[WHAT TO WORK ON]
Restate the material word for word and leave out anything that is a picture.

● ● ●

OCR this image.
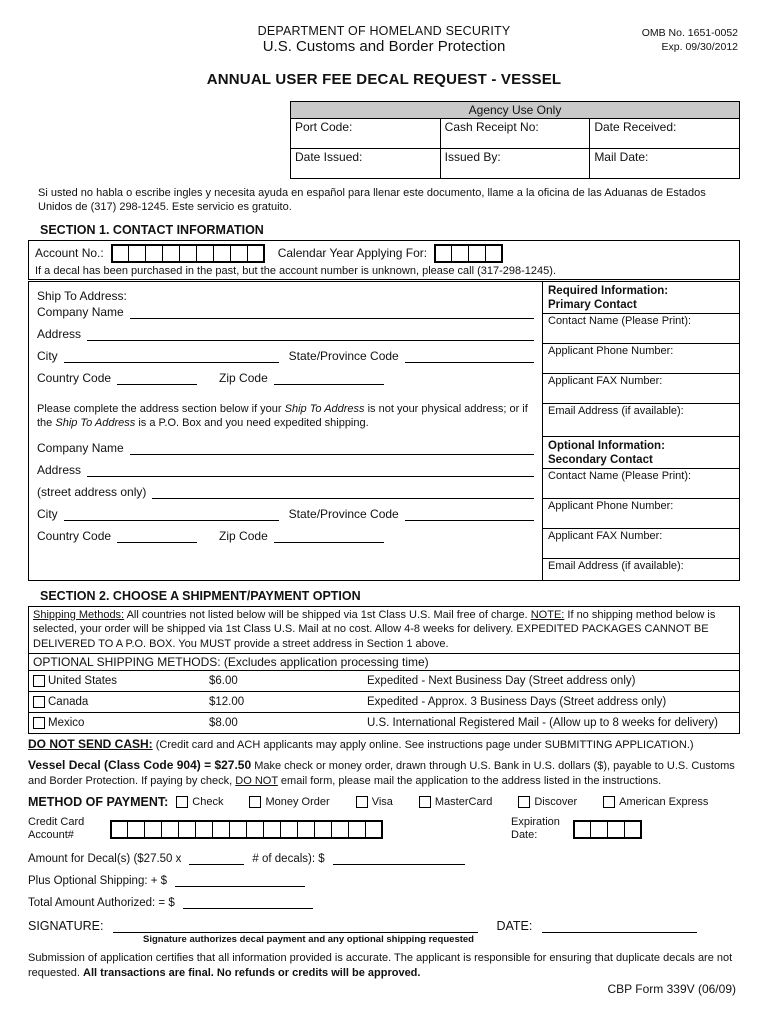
DEPARTMENT OF HOMELAND SECURITY
U.S. Customs and Border Protection
OMB No. 1651-0052
Exp. 09/30/2012
ANNUAL USER FEE DECAL REQUEST - VESSEL
Agency Use Only		
Port Code:	Cash Receipt No:	Date Received:
Date Issued:	Issued By:	Mail Date:
Si usted no habla o escribe ingles y necesita ayuda en español para llenar este documento, llame a la oficina de las Aduanas de Estados Unidos de (317) 298-1245. Este servicio es gratuito.
SECTION 1. CONTACT INFORMATION
Account No.:	Calendar Year Applying For:
If a decal has been purchased in the past, but the account number is unknown, please call (317-298-1245).
Ship To Address:
Company Name
Address
City	State/Province Code
Country Code	Zip Code
Please complete the address section below if your Ship To Address is not your physical address; or if the Ship To Address is a P.O. Box and you need expedited shipping.
Company Name
Address
(street address only)
City	State/Province Code
Country Code	Zip Code
Required Information:
Primary Contact
Contact Name (Please Print):
Applicant Phone Number:
Applicant FAX Number:
Email Address (if available):
Optional Information:
Secondary Contact
Contact Name (Please Print):
Applicant Phone Number:
Applicant FAX Number:
Email Address (if available):
SECTION 2. CHOOSE A SHIPMENT/PAYMENT OPTION
Shipping Methods: All countries not listed below will be shipped via 1st Class U.S. Mail free of charge. NOTE: If no shipping method below is selected, your order will be shipped via 1st Class U.S. Mail at no cost. Allow 4-8 weeks for delivery. EXPEDITED PACKAGES CANNOT BE DELIVERED TO A P.O. BOX. You MUST provide a street address in Section 1 above.
OPTIONAL SHIPPING METHODS: (Excludes application processing time)
United States	$6.00	Expedited - Next Business Day (Street address only)
Canada	$12.00	Expedited - Approx. 3 Business Days (Street address only)
Mexico	$8.00	U.S. International Registered Mail - (Allow up to 8 weeks for delivery)
DO NOT SEND CASH: (Credit card and ACH applicants may apply online. See instructions page under SUBMITTING APPLICATION.)
Vessel Decal (Class Code 904) = $27.50 Make check or money order, drawn through U.S. Bank in U.S. dollars ($), payable to U.S. Customs and Border Protection. If paying by check, DO NOT email form, please mail the application to the address listed in the instructions.
METHOD OF PAYMENT: Check	Money Order	Visa	MasterCard	Discover	American Express
Credit Card
Account#
Expiration
Date:
Amount for Decal(s) ($27.50 x	# of decals): $
Plus Optional Shipping: + $
Total Amount Authorized: = $
SIGNATURE:	DATE:
Signature authorizes decal payment and any optional shipping requested
Submission of application certifies that all information provided is accurate. The applicant is responsible for ensuring that duplicate decals are not requested. All transactions are final. No refunds or credits will be approved.
CBP Form 339V (06/09)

● ● ●

[RESPONSE TO THE EXERCISE]
OCR this image.
DEPARTMENT OF HOMELAND SECURITY
U.S. Customs and Border Protection
OMB No. 1651-0052
Exp. 09/30/2012
ANNUAL USER FEE DECAL REQUEST - VESSEL
Agency Use Only		
Port Code:	Cash Receipt No:	Date Received:
Date Issued:	Issued By:	Mail Date:
Si usted no habla o escribe ingles y necesita ayuda en español para llenar este documento, llame a la oficina de las Aduanas de Estados Unidos de (317) 298-1245. Este servicio es gratuito.
SECTION 1. CONTACT INFORMATION
Account No.:	Calendar Year Applying For:
If a decal has been purchased in the past, but the account number is unknown, please call (317-298-1245).
Ship To Address:
Company Name
Address
City	State/Province Code
Country Code	Zip Code
Please complete the address section below if your Ship To Address is not your physical address; or if the Ship To Address is a P.O. Box and you need expedited shipping.
Company Name
Address
(street address only)
City	State/Province Code
Country Code	Zip Code
Required Information:
Primary Contact
Contact Name (Please Print):
Applicant Phone Number:
Applicant FAX Number:
Email Address (if available):
Optional Information:
Secondary Contact
Contact Name (Please Print):
Applicant Phone Number:
Applicant FAX Number:
Email Address (if available):
SECTION 2. CHOOSE A SHIPMENT/PAYMENT OPTION
Shipping Methods: All countries not listed below will be shipped via 1st Class U.S. Mail free of charge. NOTE: If no shipping method below is selected, your order will be shipped via 1st Class U.S. Mail at no cost. Allow 4-8 weeks for delivery. EXPEDITED PACKAGES CANNOT BE DELIVERED TO A P.O. BOX. You MUST provide a street address in Section 1 above.
OPTIONAL SHIPPING METHODS: (Excludes application processing time)
United States	$6.00	Expedited - Next Business Day (Street address only)
Canada	$12.00	Expedited - Approx. 3 Business Days (Street address only)
Mexico	$8.00	U.S. International Registered Mail - (Allow up to 8 weeks for delivery)
DO NOT SEND CASH: (Credit card and ACH applicants may apply online. See instructions page under SUBMITTING APPLICATION.)
Vessel Decal (Class Code 904) = $27.50 Make check or money order, drawn through U.S. Bank in U.S. dollars ($), payable to U.S. Customs and Border Protection. If paying by check, DO NOT email form, please mail the application to the address listed in the instructions.
METHOD OF PAYMENT: Check	Money Order	Visa	MasterCard	Discover	American Express
Credit Card
Account#
Expiration
Date:
Amount for Decal(s) ($27.50 x	# of decals): $
Plus Optional Shipping: + $
Total Amount Authorized: = $
SIGNATURE:	DATE:
Signature authorizes decal payment and any optional shipping requested
Submission of application certifies that all information provided is accurate. The applicant is responsible for ensuring that duplicate decals are not requested. All transactions are final. No refunds or credits will be approved.
CBP Form 339V (06/09)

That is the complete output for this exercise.